ELENCO MOSTRATO
□ □ □

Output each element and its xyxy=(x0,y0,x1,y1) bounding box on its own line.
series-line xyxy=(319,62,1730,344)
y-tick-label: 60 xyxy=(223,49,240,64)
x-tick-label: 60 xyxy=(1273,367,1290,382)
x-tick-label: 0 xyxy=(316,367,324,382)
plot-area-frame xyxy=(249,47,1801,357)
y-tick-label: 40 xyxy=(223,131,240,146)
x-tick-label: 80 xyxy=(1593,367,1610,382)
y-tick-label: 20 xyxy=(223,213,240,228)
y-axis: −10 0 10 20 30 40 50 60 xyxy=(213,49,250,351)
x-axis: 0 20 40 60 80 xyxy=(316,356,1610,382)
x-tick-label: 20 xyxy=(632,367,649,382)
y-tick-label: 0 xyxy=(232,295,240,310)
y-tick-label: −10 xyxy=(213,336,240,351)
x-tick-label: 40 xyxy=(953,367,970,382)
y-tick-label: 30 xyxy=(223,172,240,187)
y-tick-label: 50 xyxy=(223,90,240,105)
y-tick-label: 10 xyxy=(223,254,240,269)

□ □ □

CONSEGNA
Estrai dall'elenco qui sopra tutte le righe che contengono la stringa "axis" e copiale. Distingui tra maiuscole e minuscole.

RISPOSTA CORRETTA
y-axis: −10 0 10 20 30 40 50 60 xyxy=(213,49,250,351)
x-axis: 0 20 40 60 80 xyxy=(316,356,1610,382)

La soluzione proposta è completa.